Transcribe the data that follows precisely, omitting nothing.

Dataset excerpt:
-------

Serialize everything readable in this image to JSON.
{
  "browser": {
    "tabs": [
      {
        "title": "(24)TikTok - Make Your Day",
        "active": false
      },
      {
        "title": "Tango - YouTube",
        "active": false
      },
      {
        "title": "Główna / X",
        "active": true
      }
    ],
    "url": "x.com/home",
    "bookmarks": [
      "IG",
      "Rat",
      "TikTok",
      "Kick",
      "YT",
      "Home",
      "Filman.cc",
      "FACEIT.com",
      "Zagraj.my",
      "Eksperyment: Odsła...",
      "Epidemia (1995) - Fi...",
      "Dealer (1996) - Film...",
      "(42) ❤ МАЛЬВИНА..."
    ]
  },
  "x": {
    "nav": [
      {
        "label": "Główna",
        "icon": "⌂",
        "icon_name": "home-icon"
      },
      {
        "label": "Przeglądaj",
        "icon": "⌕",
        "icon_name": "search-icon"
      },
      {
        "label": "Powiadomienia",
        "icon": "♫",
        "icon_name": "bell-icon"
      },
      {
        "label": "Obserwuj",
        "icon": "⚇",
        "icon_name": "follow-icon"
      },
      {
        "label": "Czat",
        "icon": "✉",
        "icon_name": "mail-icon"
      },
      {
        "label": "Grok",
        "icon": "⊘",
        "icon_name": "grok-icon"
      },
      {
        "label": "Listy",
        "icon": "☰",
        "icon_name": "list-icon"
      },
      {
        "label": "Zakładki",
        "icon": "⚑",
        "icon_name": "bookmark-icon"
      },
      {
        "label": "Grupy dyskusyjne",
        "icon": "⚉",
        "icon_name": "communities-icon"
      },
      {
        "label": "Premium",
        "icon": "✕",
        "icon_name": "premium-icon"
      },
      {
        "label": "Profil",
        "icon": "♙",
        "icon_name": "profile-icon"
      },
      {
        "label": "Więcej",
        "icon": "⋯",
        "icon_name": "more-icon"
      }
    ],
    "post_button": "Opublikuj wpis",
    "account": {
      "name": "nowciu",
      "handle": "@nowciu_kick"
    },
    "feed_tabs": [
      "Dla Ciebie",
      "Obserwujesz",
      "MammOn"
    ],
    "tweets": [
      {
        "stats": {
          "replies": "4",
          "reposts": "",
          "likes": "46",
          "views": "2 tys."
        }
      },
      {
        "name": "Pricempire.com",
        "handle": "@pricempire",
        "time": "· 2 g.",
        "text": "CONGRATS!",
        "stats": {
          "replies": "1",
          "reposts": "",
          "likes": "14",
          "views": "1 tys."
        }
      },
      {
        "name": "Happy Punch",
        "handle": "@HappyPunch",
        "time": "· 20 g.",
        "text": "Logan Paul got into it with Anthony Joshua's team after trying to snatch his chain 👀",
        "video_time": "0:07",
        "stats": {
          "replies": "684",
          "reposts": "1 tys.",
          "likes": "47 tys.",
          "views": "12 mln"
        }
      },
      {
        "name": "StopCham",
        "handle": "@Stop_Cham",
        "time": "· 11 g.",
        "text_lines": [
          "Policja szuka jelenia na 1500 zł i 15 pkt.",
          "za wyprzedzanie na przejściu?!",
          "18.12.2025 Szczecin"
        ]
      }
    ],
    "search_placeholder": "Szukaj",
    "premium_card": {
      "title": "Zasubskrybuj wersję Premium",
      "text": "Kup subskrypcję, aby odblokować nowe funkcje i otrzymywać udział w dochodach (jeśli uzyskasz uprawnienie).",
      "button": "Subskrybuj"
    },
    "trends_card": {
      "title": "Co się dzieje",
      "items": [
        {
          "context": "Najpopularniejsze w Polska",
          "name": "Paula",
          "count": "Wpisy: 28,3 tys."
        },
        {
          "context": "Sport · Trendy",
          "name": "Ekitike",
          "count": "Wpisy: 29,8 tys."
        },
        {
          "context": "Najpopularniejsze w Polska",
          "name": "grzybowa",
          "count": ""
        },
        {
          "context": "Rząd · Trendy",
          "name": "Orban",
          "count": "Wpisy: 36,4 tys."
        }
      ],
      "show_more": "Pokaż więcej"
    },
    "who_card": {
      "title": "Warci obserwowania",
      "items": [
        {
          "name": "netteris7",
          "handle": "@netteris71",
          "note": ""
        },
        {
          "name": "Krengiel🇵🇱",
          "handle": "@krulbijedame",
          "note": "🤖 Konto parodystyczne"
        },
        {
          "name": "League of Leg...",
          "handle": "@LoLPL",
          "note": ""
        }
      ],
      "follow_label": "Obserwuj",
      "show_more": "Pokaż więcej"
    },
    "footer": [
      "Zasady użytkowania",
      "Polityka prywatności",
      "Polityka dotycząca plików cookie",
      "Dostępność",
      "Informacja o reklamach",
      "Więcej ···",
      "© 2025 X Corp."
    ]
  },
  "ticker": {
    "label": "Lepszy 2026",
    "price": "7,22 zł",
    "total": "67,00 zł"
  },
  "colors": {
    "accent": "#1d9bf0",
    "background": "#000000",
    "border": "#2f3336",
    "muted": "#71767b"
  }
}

-------

_Task response_
Serialize everything readable in this image to JSON.
{
  "browser": {
    "tabs": [
      {
        "title": "(24)TikTok - Make Your Day",
        "active": false
      },
      {
        "title": "Tango - YouTube",
        "active": false
      },
      {
        "title": "Główna / X",
        "active": true
      }
    ],
    "url": "x.com/home",
    "bookmarks": [
      "IG",
      "Rat",
      "TikTok",
      "Kick",
      "YT",
      "Home",
      "Filman.cc",
      "FACEIT.com",
      "Zagraj.my",
      "Eksperyment: Odsła...",
      "Epidemia (1995) - Fi...",
      "Dealer (1996) - Film...",
      "(42) ❤ МАЛЬВИНА..."
    ]
  },
  "x": {
    "nav": [
      {
        "label": "Główna",
        "icon": "⌂",
        "icon_name": "home-icon"
      },
      {
        "label": "Przeglądaj",
        "icon": "⌕",
        "icon_name": "search-icon"
      },
      {
        "label": "Powiadomienia",
        "icon": "♫",
        "icon_name": "bell-icon"
      },
      {
        "label": "Obserwuj",
        "icon": "⚇",
        "icon_name": "follow-icon"
      },
      {
        "label": "Czat",
        "icon": "✉",
        "icon_name": "mail-icon"
      },
      {
        "label": "Grok",
        "icon": "⊘",
        "icon_name": "grok-icon"
      },
      {
        "label": "Listy",
        "icon": "☰",
        "icon_name": "list-icon"
      },
      {
        "label": "Zakładki",
        "icon": "⚑",
        "icon_name": "bookmark-icon"
      },
      {
        "label": "Grupy dyskusyjne",
        "icon": "⚉",
        "icon_name": "communities-icon"
      },
      {
        "label": "Premium",
        "icon": "✕",
        "icon_name": "premium-icon"
      },
      {
        "label": "Profil",
        "icon": "♙",
        "icon_name": "profile-icon"
      },
      {
        "label": "Więcej",
        "icon": "⋯",
        "icon_name": "more-icon"
      }
    ],
    "post_button": "Opublikuj wpis",
    "account": {
      "name": "nowciu",
      "handle": "@nowciu_kick"
    },
    "feed_tabs": [
      "Dla Ciebie",
      "Obserwujesz",
      "MammOn"
    ],
    "tweets": [
      {
        "stats": {
          "replies": "4",
          "reposts": "",
          "likes": "46",
          "views": "2 tys."
        }
      },
      {
        "name": "Pricempire.com",
        "handle": "@pricempire",
        "time": "· 2 g.",
        "text": "CONGRATS!",
        "stats": {
          "replies": "1",
          "reposts": "",
          "likes": "14",
          "views": "1 tys."
        }
      },
      {
        "name": "Happy Punch",
        "handle": "@HappyPunch",
        "time": "· 20 g.",
        "text": "Logan Paul got into it with Anthony Joshua's team after trying to snatch his chain 👀",
        "video_time": "0:07",
        "stats": {
          "replies": "684",
          "reposts": "1 tys.",
          "likes": "47 tys.",
          "views": "12 mln"
        }
      },
      {
        "name": "StopCham",
        "handle": "@Stop_Cham",
        "time": "· 11 g.",
        "text_lines": [
          "Policja szuka jelenia na 1500 zł i 15 pkt.",
          "za wyprzedzanie na przejściu?!",
          "18.12.2025 Szczecin"
        ]
      }
    ],
    "search_placeholder": "Szukaj",
    "premium_card": {
      "title": "Zasubskrybuj wersję Premium",
      "text": "Kup subskrypcję, aby odblokować nowe funkcje i otrzymywać udział w dochodach (jeśli uzyskasz uprawnienie).",
      "button": "Subskrybuj"
    },
    "trends_card": {
      "title": "Co się dzieje",
      "items": [
        {
          "context": "Najpopularniejsze w Polska",
          "name": "Paula",
          "count": "Wpisy: 28,3 tys."
        },
        {
          "context": "Sport · Trendy",
          "name": "Ekitike",
          "count": "Wpisy: 29,8 tys."
        },
        {
          "context": "Najpopularniejsze w Polska",
          "name": "grzybowa",
          "count": ""
        },
        {
          "context": "Rząd · Trendy",
          "name": "Orban",
          "count": "Wpisy: 36,4 tys."
        }
      ],
      "show_more": "Pokaż więcej"
    },
    "who_card": {
      "title": "Warci obserwowania",
      "items": [
        {
          "name": "netteris7",
          "handle": "@netteris71",
          "note": ""
        },
        {
          "name": "Krengiel🇵🇱",
          "handle": "@krulbijedame",
          "note": "🤖 Konto parodystyczne"
        },
        {
          "name": "League of Leg...",
          "handle": "@LoLPL",
          "note": ""
        }
      ],
      "follow_label": "Obserwuj",
      "show_more": "Pokaż więcej"
    },
    "footer": [
      "Zasady użytkowania",
      "Polityka prywatności",
      "Polityka dotycząca plików cookie",
      "Dostępność",
      "Informacja o reklamach",
      "Więcej ···",
      "© 2025 X Corp."
    ]
  },
  "ticker": {
    "label": "Lepszy 2026",
    "price": "7,22 zł",
    "total": "67,00 zł"
  },
  "colors": {
    "accent": "#1d9bf0",
    "background": "#000000",
    "border": "#2f3336",
    "muted": "#71767b"
  }
}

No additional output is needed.